- What the task requires
Read the material below. Count the lines containing "admissível" and give that count alone.

- Material for the task
-- BEGIN --
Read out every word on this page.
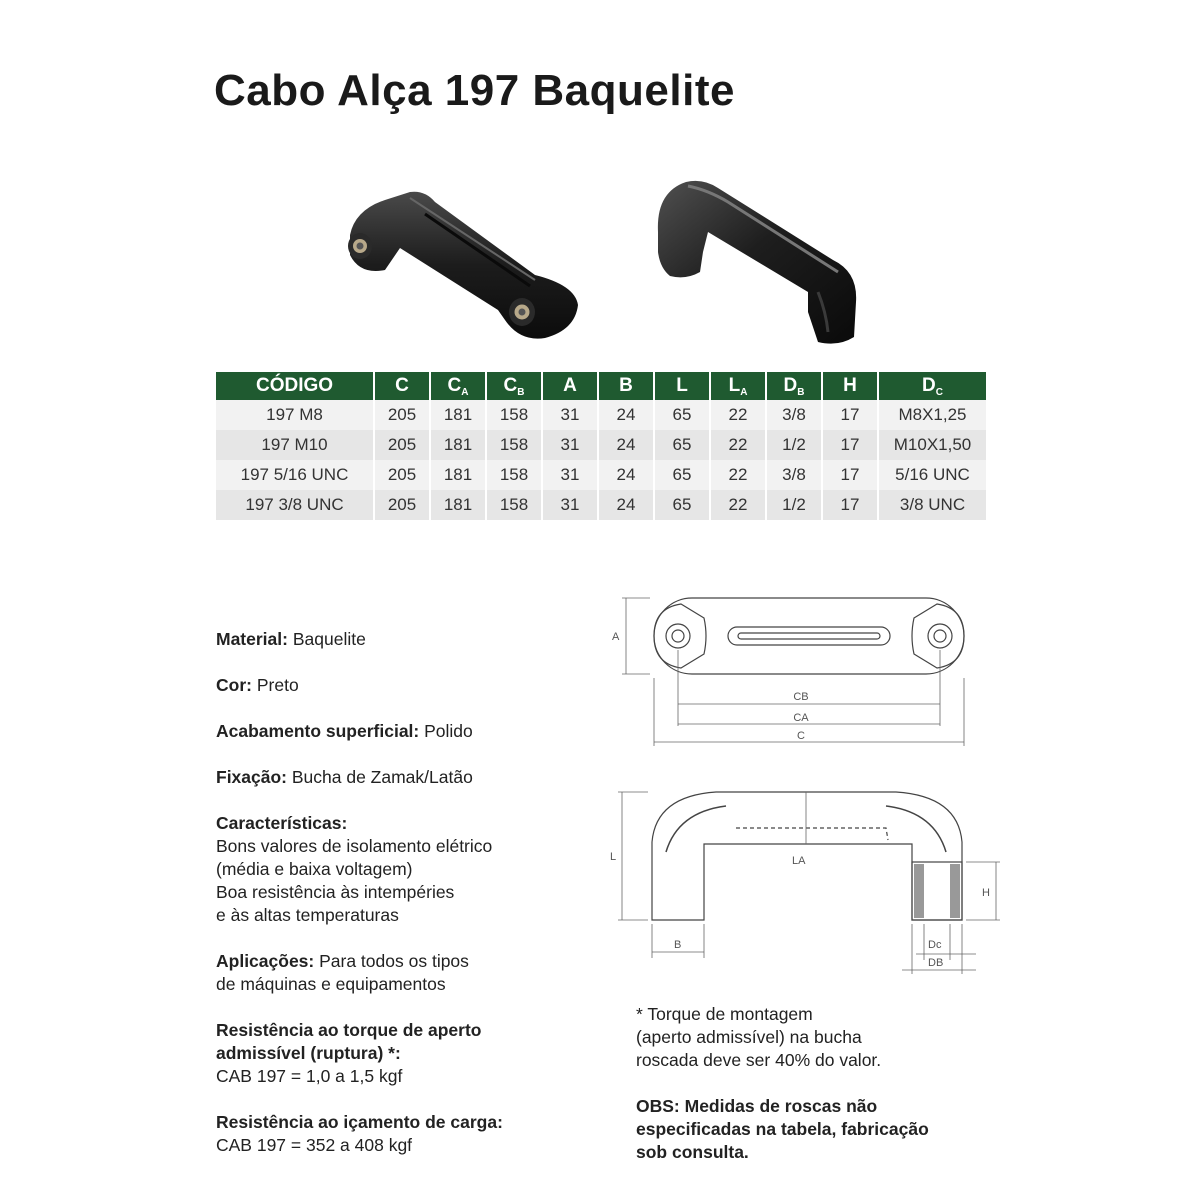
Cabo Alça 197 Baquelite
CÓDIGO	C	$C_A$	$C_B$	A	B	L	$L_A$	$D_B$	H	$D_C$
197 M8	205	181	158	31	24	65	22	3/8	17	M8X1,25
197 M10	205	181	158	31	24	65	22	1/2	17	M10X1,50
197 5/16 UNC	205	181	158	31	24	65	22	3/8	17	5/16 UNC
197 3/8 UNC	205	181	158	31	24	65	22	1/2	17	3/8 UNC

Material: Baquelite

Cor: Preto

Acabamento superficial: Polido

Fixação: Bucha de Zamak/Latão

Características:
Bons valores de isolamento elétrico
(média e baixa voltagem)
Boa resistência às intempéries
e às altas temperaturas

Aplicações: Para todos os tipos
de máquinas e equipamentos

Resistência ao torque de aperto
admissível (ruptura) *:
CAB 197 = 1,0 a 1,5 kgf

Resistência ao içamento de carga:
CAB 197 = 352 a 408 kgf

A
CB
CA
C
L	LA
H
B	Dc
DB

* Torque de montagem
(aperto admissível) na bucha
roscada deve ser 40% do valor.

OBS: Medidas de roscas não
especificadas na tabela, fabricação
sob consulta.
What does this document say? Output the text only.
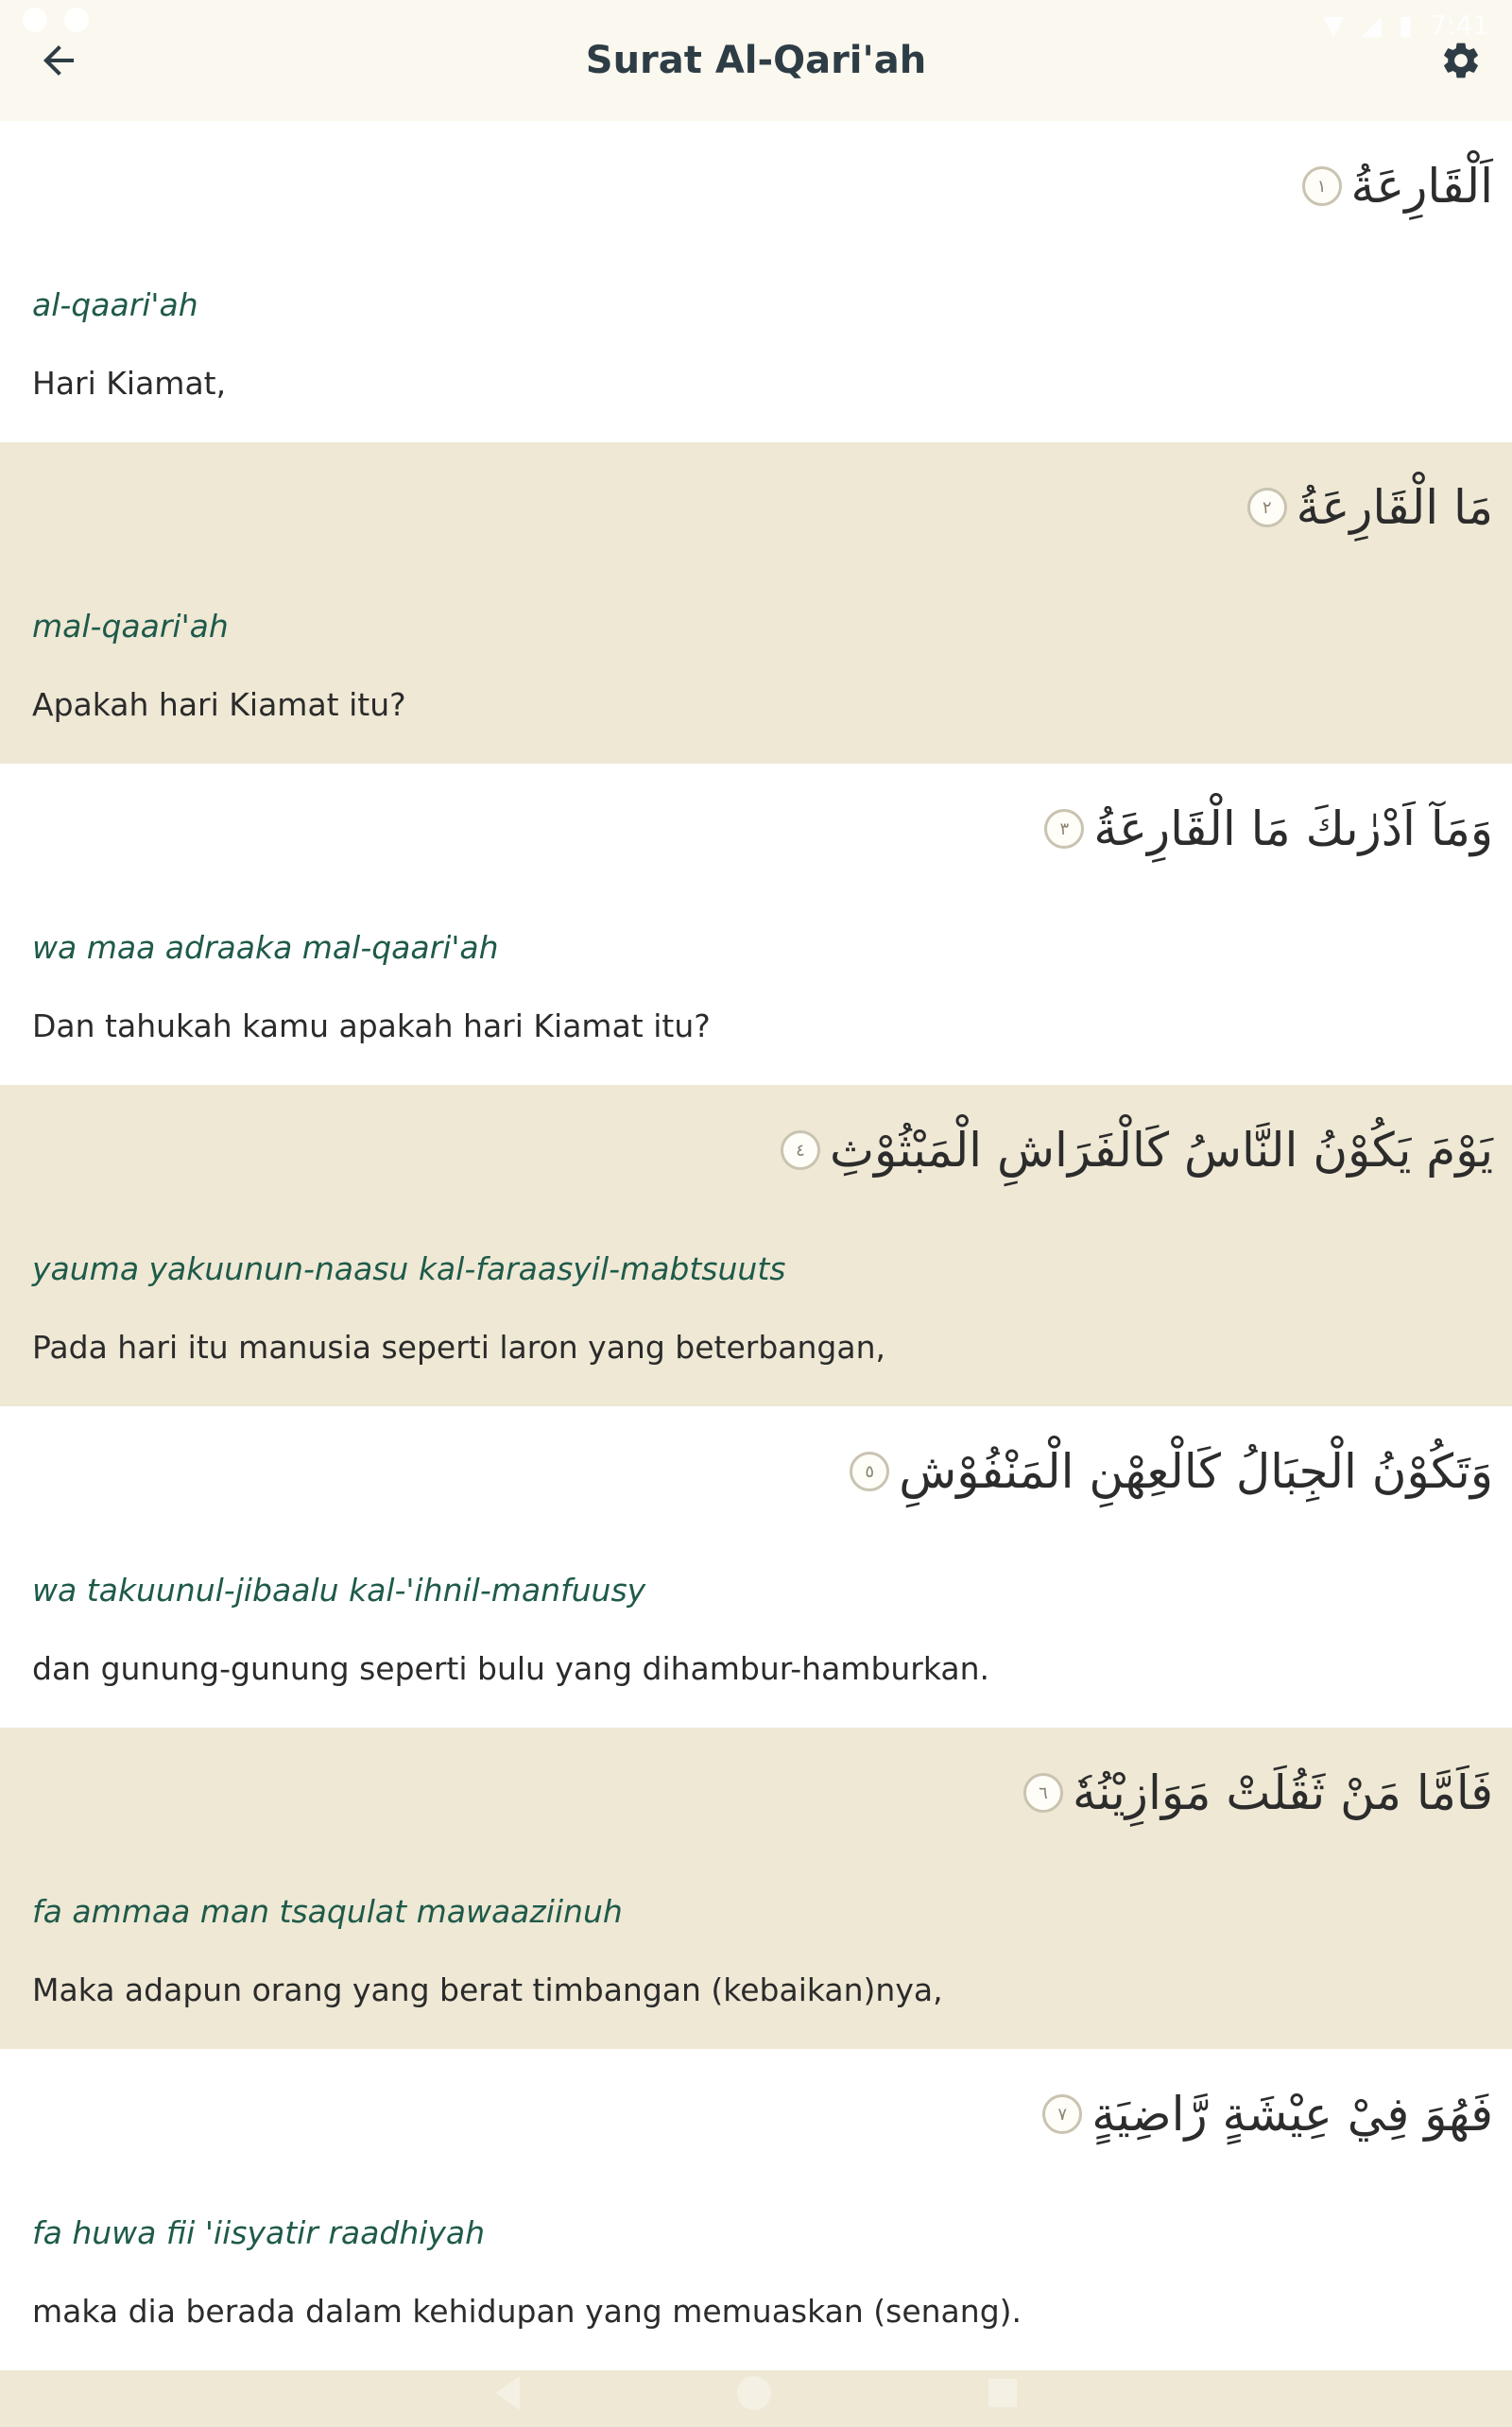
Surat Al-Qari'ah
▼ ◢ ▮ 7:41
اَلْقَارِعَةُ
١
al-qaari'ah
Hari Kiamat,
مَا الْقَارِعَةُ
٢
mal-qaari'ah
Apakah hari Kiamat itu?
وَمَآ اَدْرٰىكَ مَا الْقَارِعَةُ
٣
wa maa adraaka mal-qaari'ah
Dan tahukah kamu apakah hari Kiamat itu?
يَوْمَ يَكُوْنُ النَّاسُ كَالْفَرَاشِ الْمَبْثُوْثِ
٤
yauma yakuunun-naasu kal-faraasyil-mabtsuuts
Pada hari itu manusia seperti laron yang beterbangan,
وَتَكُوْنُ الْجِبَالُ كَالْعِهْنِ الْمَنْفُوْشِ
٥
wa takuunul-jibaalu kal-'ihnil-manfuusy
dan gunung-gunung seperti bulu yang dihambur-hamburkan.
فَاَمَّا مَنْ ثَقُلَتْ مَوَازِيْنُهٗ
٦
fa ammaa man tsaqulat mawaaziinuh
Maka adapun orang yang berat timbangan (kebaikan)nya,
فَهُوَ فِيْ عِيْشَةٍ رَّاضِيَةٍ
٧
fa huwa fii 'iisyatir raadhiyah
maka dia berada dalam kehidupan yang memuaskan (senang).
-- END --
- Solution for this problem
2